>> BEGIN DATA IN THIS EXERCISE

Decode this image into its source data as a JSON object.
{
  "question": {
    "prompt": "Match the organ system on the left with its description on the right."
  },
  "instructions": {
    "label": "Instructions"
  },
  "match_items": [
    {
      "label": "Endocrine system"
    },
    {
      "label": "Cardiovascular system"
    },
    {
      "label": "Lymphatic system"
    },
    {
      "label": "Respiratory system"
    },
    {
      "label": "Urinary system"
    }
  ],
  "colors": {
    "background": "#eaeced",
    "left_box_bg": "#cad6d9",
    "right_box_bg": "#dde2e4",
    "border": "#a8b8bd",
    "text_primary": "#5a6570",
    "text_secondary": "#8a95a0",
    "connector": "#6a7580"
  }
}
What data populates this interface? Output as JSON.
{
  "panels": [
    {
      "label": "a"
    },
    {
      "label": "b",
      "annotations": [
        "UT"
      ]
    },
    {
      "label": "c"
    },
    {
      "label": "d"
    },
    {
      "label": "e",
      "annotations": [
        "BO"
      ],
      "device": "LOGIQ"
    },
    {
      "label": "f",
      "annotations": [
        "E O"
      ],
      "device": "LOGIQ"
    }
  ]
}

>> END DATA IN THIS EXERCISE

EXERCISE REQUIREMENTS ▸ Find the string "system" in the entries above and return each line that holds it.

OUTPUT BELOW ▸
    "prompt": "Match the organ system on the left with its description on the right."
      "label": "Endocrine system"
      "label": "Cardiovascular system"
      "label": "Lymphatic system"
      "label": "Respiratory system"
      "label": "Urinary system"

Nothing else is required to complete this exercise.